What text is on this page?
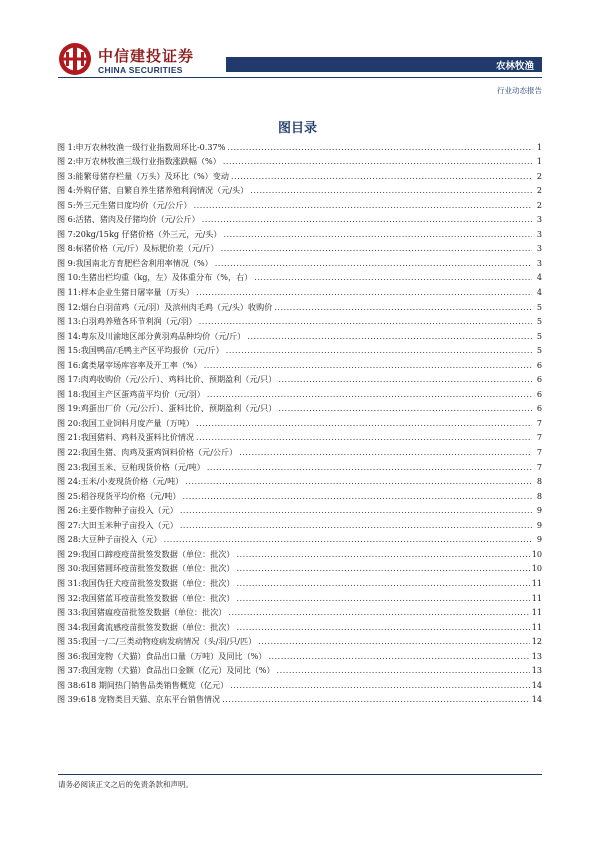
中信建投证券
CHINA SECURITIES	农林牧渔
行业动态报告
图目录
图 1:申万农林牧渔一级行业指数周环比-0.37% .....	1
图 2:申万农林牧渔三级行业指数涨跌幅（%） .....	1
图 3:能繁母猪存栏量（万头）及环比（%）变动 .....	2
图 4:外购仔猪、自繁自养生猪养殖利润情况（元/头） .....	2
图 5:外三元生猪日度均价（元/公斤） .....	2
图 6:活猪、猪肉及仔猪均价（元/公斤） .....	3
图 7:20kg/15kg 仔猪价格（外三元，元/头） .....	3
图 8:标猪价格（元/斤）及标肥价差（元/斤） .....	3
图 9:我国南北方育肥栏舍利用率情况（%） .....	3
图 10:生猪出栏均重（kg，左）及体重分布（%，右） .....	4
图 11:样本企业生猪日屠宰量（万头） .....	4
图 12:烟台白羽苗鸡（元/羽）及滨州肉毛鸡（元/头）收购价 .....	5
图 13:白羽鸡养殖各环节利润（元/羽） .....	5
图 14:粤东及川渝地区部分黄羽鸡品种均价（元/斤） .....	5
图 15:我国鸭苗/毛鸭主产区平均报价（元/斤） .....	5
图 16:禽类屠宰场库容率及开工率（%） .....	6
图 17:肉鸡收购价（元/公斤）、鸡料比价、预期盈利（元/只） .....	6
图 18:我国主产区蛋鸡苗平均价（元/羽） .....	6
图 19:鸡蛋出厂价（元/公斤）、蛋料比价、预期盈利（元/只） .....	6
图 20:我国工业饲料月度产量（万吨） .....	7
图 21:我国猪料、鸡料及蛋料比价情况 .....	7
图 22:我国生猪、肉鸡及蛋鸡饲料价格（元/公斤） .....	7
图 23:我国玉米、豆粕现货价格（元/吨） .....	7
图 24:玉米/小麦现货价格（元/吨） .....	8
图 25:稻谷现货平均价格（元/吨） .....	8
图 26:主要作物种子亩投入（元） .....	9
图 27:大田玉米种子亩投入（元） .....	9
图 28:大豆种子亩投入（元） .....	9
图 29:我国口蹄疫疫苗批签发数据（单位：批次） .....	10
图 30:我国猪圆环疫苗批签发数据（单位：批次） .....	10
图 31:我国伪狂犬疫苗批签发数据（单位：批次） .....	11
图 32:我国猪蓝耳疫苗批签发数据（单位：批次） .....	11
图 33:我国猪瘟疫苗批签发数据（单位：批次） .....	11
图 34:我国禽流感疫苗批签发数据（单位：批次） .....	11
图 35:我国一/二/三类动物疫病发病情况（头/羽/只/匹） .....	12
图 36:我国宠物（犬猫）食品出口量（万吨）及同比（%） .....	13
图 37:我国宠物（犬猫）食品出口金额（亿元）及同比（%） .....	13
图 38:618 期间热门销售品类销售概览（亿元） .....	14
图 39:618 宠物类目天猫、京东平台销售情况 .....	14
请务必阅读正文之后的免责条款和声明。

§ §

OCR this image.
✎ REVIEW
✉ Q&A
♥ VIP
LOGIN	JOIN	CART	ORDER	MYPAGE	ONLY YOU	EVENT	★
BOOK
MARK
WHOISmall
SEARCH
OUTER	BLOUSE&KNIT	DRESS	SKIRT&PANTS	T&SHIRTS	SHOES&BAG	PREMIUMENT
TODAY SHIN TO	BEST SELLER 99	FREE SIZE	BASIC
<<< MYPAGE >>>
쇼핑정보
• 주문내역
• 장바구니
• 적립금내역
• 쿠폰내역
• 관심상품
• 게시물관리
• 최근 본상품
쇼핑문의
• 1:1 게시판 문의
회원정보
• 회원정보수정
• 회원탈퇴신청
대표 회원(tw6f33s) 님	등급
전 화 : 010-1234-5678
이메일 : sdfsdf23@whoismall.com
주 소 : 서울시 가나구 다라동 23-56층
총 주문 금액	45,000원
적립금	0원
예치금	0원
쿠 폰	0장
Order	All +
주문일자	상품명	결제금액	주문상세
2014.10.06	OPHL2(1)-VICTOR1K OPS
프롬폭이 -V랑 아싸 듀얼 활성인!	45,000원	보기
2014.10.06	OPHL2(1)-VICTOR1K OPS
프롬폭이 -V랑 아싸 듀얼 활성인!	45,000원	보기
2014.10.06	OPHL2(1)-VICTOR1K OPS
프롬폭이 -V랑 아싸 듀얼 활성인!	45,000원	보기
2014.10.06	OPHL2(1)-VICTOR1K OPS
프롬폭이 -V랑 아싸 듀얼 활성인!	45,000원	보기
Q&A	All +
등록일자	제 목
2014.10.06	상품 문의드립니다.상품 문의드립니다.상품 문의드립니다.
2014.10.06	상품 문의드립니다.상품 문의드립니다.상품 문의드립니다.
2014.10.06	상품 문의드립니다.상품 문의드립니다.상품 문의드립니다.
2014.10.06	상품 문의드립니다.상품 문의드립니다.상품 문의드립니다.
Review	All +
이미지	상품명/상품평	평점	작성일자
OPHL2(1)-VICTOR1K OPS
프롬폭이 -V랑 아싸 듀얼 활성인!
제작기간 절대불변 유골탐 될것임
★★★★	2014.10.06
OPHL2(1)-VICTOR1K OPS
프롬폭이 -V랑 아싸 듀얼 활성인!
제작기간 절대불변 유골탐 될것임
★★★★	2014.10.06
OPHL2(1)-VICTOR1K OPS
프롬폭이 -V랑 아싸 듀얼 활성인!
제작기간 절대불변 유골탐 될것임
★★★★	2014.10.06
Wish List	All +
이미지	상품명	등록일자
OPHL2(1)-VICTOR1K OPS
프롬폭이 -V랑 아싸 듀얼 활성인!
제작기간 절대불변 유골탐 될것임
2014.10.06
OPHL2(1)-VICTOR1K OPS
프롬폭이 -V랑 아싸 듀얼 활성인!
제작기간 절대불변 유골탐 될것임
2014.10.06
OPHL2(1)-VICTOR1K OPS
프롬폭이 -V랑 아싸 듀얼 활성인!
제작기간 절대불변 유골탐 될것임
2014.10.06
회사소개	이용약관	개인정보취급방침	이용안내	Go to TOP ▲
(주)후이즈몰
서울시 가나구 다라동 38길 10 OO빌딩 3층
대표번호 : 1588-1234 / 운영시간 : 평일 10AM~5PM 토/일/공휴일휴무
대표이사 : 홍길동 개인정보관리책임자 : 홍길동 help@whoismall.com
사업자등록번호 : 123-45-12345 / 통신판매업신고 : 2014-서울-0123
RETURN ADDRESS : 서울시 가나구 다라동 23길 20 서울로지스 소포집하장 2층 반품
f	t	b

§ §

TASK PROMPT –
Say how many lines above contain the string "this". Answer with the number only.

EXPECTED OUTPUT –
2